Extracted records:

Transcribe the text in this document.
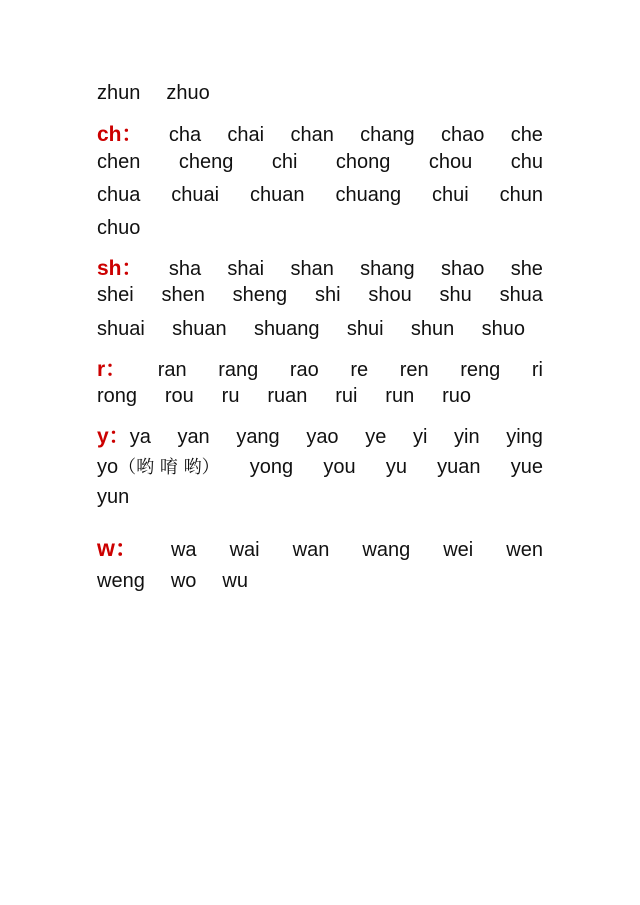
zhun zhuo
ch： cha chai chan chang chao che
chen cheng chi chong chou chu
chua chuai chuan chuang chui chun
chuo
sh： sha shai shan shang shao she
shei shen sheng shi shou shu shua
shuai shuan shuang shui shun shuo
r： ran rang rao re ren reng ri
rong rou ru ruan rui run ruo
y：ya yan yang yao ye yi yin ying
yo（哟 唷 哟） yong you yu yuan yue
yun
w： wa wai wan wang wei wen
weng wo wu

▶ [Work to do]:
Transcribe every entry above exactly. Omit all pictures.

▶ [Correct output]:
Transcribe the text in this document.
zhun zhuo
ch： cha chai chan chang chao che
chen cheng chi chong chou chu
chua chuai chuan chuang chui chun
chuo
sh： sha shai shan shang shao she
shei shen sheng shi shou shu shua
shuai shuan shuang shui shun shuo
r： ran rang rao re ren reng ri
rong rou ru ruan rui run ruo
y：ya yan yang yao ye yi yin ying
yo（哟 唷 哟） yong you yu yuan yue
yun
w： wa wai wan wang wei wen
weng wo wu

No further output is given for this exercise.